Exercise task -
Return all of the data exactly as given.
——
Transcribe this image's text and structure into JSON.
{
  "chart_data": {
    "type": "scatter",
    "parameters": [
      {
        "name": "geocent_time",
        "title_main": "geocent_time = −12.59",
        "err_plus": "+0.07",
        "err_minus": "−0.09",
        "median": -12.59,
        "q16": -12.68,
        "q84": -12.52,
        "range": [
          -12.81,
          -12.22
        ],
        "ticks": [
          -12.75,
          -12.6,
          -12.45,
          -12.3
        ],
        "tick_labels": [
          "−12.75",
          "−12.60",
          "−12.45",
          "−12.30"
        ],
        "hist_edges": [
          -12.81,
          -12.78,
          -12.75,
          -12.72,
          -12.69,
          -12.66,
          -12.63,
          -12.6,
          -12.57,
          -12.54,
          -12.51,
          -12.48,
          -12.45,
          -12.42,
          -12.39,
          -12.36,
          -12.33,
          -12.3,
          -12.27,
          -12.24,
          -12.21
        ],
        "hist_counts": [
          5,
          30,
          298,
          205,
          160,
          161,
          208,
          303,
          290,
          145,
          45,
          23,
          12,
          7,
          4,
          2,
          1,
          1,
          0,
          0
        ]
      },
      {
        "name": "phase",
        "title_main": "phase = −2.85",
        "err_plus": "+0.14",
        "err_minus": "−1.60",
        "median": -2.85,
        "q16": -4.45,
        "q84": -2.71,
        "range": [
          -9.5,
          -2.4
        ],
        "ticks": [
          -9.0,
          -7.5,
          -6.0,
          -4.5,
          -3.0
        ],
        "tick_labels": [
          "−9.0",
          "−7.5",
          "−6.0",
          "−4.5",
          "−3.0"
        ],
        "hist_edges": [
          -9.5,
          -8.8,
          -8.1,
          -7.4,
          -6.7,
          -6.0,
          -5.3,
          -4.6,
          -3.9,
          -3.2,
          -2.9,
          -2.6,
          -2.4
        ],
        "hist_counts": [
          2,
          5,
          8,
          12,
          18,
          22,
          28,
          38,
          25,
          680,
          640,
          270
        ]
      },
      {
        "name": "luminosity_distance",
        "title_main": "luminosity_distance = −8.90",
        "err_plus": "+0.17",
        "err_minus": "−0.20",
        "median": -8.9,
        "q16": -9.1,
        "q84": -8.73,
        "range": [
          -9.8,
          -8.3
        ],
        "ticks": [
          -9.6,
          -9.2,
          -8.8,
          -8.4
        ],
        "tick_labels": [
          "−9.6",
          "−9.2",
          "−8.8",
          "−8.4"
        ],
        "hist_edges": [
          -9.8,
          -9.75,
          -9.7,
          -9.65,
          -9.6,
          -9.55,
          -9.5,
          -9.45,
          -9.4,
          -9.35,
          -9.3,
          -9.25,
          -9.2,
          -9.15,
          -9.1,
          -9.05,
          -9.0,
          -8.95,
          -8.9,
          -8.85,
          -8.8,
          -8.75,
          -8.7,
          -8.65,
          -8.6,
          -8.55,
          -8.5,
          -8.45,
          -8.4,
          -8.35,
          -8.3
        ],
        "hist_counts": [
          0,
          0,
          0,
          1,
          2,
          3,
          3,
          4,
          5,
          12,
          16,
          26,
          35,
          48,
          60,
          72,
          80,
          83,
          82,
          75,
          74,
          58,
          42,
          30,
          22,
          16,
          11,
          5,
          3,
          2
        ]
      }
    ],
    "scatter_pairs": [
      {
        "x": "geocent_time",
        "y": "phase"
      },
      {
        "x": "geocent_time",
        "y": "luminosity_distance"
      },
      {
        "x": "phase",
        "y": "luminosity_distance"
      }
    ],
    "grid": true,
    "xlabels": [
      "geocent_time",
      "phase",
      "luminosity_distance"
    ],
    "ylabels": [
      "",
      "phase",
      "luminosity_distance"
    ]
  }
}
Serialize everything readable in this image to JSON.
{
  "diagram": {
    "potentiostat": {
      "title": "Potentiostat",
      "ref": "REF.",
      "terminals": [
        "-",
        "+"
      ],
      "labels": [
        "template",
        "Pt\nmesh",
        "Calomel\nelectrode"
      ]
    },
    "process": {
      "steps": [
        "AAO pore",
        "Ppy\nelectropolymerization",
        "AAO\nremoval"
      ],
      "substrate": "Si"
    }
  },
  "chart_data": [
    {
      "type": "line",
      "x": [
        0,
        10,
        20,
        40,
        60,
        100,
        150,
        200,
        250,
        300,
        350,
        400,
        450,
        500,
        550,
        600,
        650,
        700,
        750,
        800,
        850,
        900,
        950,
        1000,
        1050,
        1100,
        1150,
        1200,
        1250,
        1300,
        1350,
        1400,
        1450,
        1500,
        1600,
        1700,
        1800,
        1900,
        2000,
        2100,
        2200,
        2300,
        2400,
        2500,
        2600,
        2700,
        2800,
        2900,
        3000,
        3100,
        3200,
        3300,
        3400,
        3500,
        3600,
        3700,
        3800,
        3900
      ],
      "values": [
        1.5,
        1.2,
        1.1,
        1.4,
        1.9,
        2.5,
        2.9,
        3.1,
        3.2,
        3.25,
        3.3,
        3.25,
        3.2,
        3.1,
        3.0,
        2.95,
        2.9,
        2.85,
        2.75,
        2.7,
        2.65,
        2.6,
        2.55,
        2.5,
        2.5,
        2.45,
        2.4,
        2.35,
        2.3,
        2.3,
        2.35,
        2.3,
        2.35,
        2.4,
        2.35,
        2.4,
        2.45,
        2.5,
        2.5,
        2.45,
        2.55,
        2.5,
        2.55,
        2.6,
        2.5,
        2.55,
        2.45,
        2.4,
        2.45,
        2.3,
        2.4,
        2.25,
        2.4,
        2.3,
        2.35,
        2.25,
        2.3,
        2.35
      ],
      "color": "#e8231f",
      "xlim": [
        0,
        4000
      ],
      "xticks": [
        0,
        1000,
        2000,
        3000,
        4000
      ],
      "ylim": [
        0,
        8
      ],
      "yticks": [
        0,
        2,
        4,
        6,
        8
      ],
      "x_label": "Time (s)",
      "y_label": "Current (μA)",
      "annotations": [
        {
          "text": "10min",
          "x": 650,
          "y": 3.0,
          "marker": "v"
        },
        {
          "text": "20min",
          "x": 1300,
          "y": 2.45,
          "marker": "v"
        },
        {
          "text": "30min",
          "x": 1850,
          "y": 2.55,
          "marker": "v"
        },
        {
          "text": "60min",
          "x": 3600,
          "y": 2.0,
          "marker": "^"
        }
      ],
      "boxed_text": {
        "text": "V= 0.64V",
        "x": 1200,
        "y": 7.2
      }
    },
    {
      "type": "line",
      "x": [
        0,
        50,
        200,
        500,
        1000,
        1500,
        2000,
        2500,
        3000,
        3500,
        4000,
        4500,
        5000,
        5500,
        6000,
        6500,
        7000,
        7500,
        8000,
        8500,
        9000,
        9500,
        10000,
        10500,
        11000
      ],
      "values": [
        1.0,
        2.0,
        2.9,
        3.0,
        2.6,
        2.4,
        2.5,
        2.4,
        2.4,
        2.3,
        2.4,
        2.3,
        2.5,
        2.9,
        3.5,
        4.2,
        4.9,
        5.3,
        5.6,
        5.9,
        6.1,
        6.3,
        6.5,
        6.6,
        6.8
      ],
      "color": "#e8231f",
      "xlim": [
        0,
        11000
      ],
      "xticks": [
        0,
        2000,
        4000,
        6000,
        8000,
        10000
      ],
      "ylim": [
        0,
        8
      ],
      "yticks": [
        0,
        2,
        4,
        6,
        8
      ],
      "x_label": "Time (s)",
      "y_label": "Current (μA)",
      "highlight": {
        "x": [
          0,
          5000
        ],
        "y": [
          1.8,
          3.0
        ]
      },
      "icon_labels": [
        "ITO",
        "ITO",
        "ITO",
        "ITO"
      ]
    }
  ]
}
——
Worked answer -
Transcribe this image's text and structure into JSON.
{
  "chart_data": {
    "type": "scatter",
    "parameters": [
      {
        "name": "geocent_time",
        "title_main": "geocent_time = −12.59",
        "err_plus": "+0.07",
        "err_minus": "−0.09",
        "median": -12.59,
        "q16": -12.68,
        "q84": -12.52,
        "range": [
          -12.81,
          -12.22
        ],
        "ticks": [
          -12.75,
          -12.6,
          -12.45,
          -12.3
        ],
        "tick_labels": [
          "−12.75",
          "−12.60",
          "−12.45",
          "−12.30"
        ],
        "hist_edges": [
          -12.81,
          -12.78,
          -12.75,
          -12.72,
          -12.69,
          -12.66,
          -12.63,
          -12.6,
          -12.57,
          -12.54,
          -12.51,
          -12.48,
          -12.45,
          -12.42,
          -12.39,
          -12.36,
          -12.33,
          -12.3,
          -12.27,
          -12.24,
          -12.21
        ],
        "hist_counts": [
          5,
          30,
          298,
          205,
          160,
          161,
          208,
          303,
          290,
          145,
          45,
          23,
          12,
          7,
          4,
          2,
          1,
          1,
          0,
          0
        ]
      },
      {
        "name": "phase",
        "title_main": "phase = −2.85",
        "err_plus": "+0.14",
        "err_minus": "−1.60",
        "median": -2.85,
        "q16": -4.45,
        "q84": -2.71,
        "range": [
          -9.5,
          -2.4
        ],
        "ticks": [
          -9.0,
          -7.5,
          -6.0,
          -4.5,
          -3.0
        ],
        "tick_labels": [
          "−9.0",
          "−7.5",
          "−6.0",
          "−4.5",
          "−3.0"
        ],
        "hist_edges": [
          -9.5,
          -8.8,
          -8.1,
          -7.4,
          -6.7,
          -6.0,
          -5.3,
          -4.6,
          -3.9,
          -3.2,
          -2.9,
          -2.6,
          -2.4
        ],
        "hist_counts": [
          2,
          5,
          8,
          12,
          18,
          22,
          28,
          38,
          25,
          680,
          640,
          270
        ]
      },
      {
        "name": "luminosity_distance",
        "title_main": "luminosity_distance = −8.90",
        "err_plus": "+0.17",
        "err_minus": "−0.20",
        "median": -8.9,
        "q16": -9.1,
        "q84": -8.73,
        "range": [
          -9.8,
          -8.3
        ],
        "ticks": [
          -9.6,
          -9.2,
          -8.8,
          -8.4
        ],
        "tick_labels": [
          "−9.6",
          "−9.2",
          "−8.8",
          "−8.4"
        ],
        "hist_edges": [
          -9.8,
          -9.75,
          -9.7,
          -9.65,
          -9.6,
          -9.55,
          -9.5,
          -9.45,
          -9.4,
          -9.35,
          -9.3,
          -9.25,
          -9.2,
          -9.15,
          -9.1,
          -9.05,
          -9.0,
          -8.95,
          -8.9,
          -8.85,
          -8.8,
          -8.75,
          -8.7,
          -8.65,
          -8.6,
          -8.55,
          -8.5,
          -8.45,
          -8.4,
          -8.35,
          -8.3
        ],
        "hist_counts": [
          0,
          0,
          0,
          1,
          2,
          3,
          3,
          4,
          5,
          12,
          16,
          26,
          35,
          48,
          60,
          72,
          80,
          83,
          82,
          75,
          74,
          58,
          42,
          30,
          22,
          16,
          11,
          5,
          3,
          2
        ]
      }
    ],
    "scatter_pairs": [
      {
        "x": "geocent_time",
        "y": "phase"
      },
      {
        "x": "geocent_time",
        "y": "luminosity_distance"
      },
      {
        "x": "phase",
        "y": "luminosity_distance"
      }
    ],
    "grid": true,
    "xlabels": [
      "geocent_time",
      "phase",
      "luminosity_distance"
    ],
    "ylabels": [
      "",
      "phase",
      "luminosity_distance"
    ]
  }
}
Serialize everything readable in this image to JSON.
{
  "diagram": {
    "potentiostat": {
      "title": "Potentiostat",
      "ref": "REF.",
      "terminals": [
        "-",
        "+"
      ],
      "labels": [
        "template",
        "Pt\nmesh",
        "Calomel\nelectrode"
      ]
    },
    "process": {
      "steps": [
        "AAO pore",
        "Ppy\nelectropolymerization",
        "AAO\nremoval"
      ],
      "substrate": "Si"
    }
  },
  "chart_data": [
    {
      "type": "line",
      "x": [
        0,
        10,
        20,
        40,
        60,
        100,
        150,
        200,
        250,
        300,
        350,
        400,
        450,
        500,
        550,
        600,
        650,
        700,
        750,
        800,
        850,
        900,
        950,
        1000,
        1050,
        1100,
        1150,
        1200,
        1250,
        1300,
        1350,
        1400,
        1450,
        1500,
        1600,
        1700,
        1800,
        1900,
        2000,
        2100,
        2200,
        2300,
        2400,
        2500,
        2600,
        2700,
        2800,
        2900,
        3000,
        3100,
        3200,
        3300,
        3400,
        3500,
        3600,
        3700,
        3800,
        3900
      ],
      "values": [
        1.5,
        1.2,
        1.1,
        1.4,
        1.9,
        2.5,
        2.9,
        3.1,
        3.2,
        3.25,
        3.3,
        3.25,
        3.2,
        3.1,
        3.0,
        2.95,
        2.9,
        2.85,
        2.75,
        2.7,
        2.65,
        2.6,
        2.55,
        2.5,
        2.5,
        2.45,
        2.4,
        2.35,
        2.3,
        2.3,
        2.35,
        2.3,
        2.35,
        2.4,
        2.35,
        2.4,
        2.45,
        2.5,
        2.5,
        2.45,
        2.55,
        2.5,
        2.55,
        2.6,
        2.5,
        2.55,
        2.45,
        2.4,
        2.45,
        2.3,
        2.4,
        2.25,
        2.4,
        2.3,
        2.35,
        2.25,
        2.3,
        2.35
      ],
      "color": "#e8231f",
      "xlim": [
        0,
        4000
      ],
      "xticks": [
        0,
        1000,
        2000,
        3000,
        4000
      ],
      "ylim": [
        0,
        8
      ],
      "yticks": [
        0,
        2,
        4,
        6,
        8
      ],
      "x_label": "Time (s)",
      "y_label": "Current (μA)",
      "annotations": [
        {
          "text": "10min",
          "x": 650,
          "y": 3.0,
          "marker": "v"
        },
        {
          "text": "20min",
          "x": 1300,
          "y": 2.45,
          "marker": "v"
        },
        {
          "text": "30min",
          "x": 1850,
          "y": 2.55,
          "marker": "v"
        },
        {
          "text": "60min",
          "x": 3600,
          "y": 2.0,
          "marker": "^"
        }
      ],
      "boxed_text": {
        "text": "V= 0.64V",
        "x": 1200,
        "y": 7.2
      }
    },
    {
      "type": "line",
      "x": [
        0,
        50,
        200,
        500,
        1000,
        1500,
        2000,
        2500,
        3000,
        3500,
        4000,
        4500,
        5000,
        5500,
        6000,
        6500,
        7000,
        7500,
        8000,
        8500,
        9000,
        9500,
        10000,
        10500,
        11000
      ],
      "values": [
        1.0,
        2.0,
        2.9,
        3.0,
        2.6,
        2.4,
        2.5,
        2.4,
        2.4,
        2.3,
        2.4,
        2.3,
        2.5,
        2.9,
        3.5,
        4.2,
        4.9,
        5.3,
        5.6,
        5.9,
        6.1,
        6.3,
        6.5,
        6.6,
        6.8
      ],
      "color": "#e8231f",
      "xlim": [
        0,
        11000
      ],
      "xticks": [
        0,
        2000,
        4000,
        6000,
        8000,
        10000
      ],
      "ylim": [
        0,
        8
      ],
      "yticks": [
        0,
        2,
        4,
        6,
        8
      ],
      "x_label": "Time (s)",
      "y_label": "Current (μA)",
      "highlight": {
        "x": [
          0,
          5000
        ],
        "y": [
          1.8,
          3.0
        ]
      },
      "icon_labels": [
        "ITO",
        "ITO",
        "ITO",
        "ITO"
      ]
    }
  ]
}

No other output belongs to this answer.